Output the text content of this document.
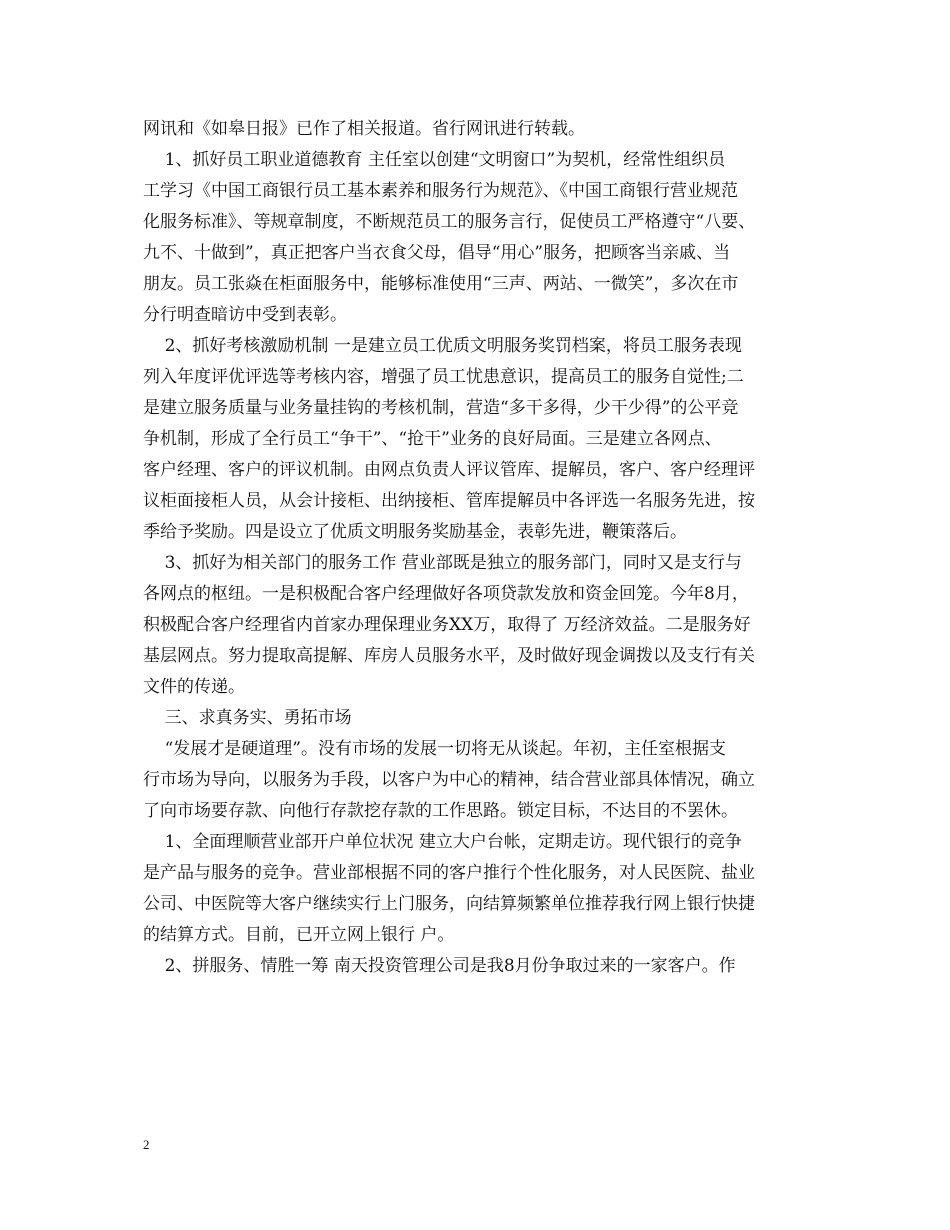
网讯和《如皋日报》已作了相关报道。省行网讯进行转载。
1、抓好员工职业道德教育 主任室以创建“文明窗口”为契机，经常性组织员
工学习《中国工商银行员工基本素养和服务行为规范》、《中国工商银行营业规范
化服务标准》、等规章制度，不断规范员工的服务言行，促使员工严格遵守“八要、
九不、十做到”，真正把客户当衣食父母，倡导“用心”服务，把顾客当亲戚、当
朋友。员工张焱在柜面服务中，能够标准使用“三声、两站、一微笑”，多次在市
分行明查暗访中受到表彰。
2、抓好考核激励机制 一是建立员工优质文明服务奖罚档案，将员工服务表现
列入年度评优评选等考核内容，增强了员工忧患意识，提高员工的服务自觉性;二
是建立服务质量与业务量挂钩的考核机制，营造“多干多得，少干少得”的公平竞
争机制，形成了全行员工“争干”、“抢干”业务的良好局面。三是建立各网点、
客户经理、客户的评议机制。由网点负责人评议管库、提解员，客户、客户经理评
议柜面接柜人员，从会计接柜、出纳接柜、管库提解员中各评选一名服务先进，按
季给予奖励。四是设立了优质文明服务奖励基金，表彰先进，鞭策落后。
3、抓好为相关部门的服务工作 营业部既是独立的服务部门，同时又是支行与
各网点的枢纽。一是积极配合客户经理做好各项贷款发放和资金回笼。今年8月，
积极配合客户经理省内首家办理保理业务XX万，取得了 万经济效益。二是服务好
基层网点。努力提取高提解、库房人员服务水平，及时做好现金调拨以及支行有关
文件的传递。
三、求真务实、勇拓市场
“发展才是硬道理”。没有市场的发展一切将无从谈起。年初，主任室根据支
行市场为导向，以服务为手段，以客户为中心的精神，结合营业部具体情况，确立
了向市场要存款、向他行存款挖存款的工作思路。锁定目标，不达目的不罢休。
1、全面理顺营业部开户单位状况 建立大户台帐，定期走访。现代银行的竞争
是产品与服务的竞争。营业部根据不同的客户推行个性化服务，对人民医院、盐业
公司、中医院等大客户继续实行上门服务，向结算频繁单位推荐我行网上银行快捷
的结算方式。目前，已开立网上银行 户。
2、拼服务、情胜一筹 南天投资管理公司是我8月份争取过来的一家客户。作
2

====

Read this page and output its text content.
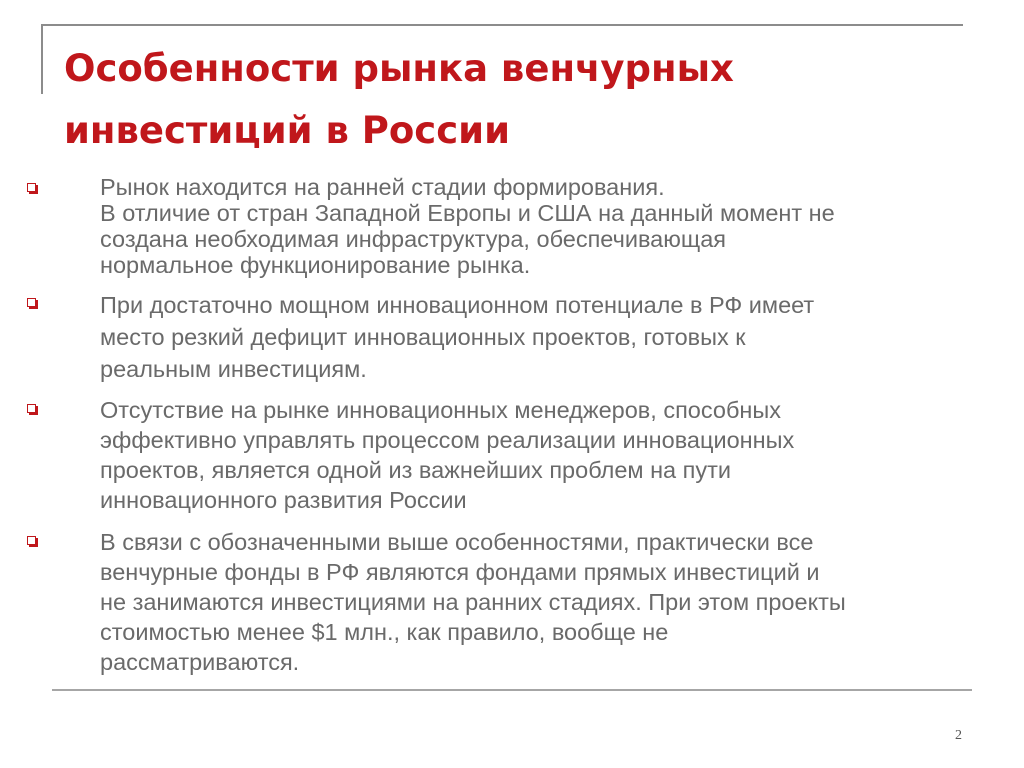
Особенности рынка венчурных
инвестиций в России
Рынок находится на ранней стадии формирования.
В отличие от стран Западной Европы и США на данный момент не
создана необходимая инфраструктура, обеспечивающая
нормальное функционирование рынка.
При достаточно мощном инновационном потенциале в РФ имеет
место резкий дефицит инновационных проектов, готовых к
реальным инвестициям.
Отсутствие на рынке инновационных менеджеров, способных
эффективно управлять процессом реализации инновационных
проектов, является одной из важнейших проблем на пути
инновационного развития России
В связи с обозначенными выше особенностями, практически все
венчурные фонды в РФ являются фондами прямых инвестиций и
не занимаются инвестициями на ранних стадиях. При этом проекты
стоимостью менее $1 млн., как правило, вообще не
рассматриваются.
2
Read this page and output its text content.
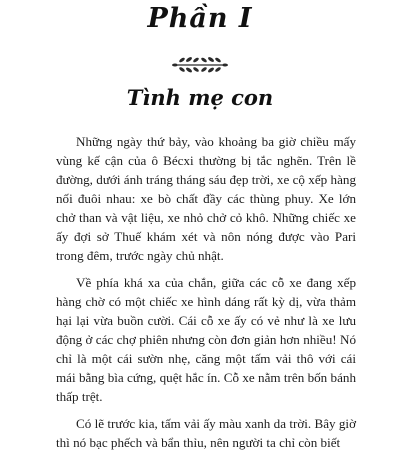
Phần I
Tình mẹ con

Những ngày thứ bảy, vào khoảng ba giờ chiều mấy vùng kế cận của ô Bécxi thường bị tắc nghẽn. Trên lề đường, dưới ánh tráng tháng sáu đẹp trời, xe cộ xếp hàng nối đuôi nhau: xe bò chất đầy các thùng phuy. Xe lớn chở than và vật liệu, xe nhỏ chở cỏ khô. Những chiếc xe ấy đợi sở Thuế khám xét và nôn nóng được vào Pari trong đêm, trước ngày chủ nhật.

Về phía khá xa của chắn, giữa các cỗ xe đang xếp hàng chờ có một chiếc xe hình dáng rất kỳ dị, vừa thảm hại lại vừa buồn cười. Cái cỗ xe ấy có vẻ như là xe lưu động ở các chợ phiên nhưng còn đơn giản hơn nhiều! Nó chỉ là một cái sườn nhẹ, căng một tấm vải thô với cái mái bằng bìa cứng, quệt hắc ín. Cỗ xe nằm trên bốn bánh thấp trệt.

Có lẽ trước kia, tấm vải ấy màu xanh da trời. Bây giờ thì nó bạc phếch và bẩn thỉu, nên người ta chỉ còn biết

====

[THE EXERCISE]
Collect each line containing the string "России".

[OUTPUT FOR THIS TASK]
инвестиций в России
инновационного развития России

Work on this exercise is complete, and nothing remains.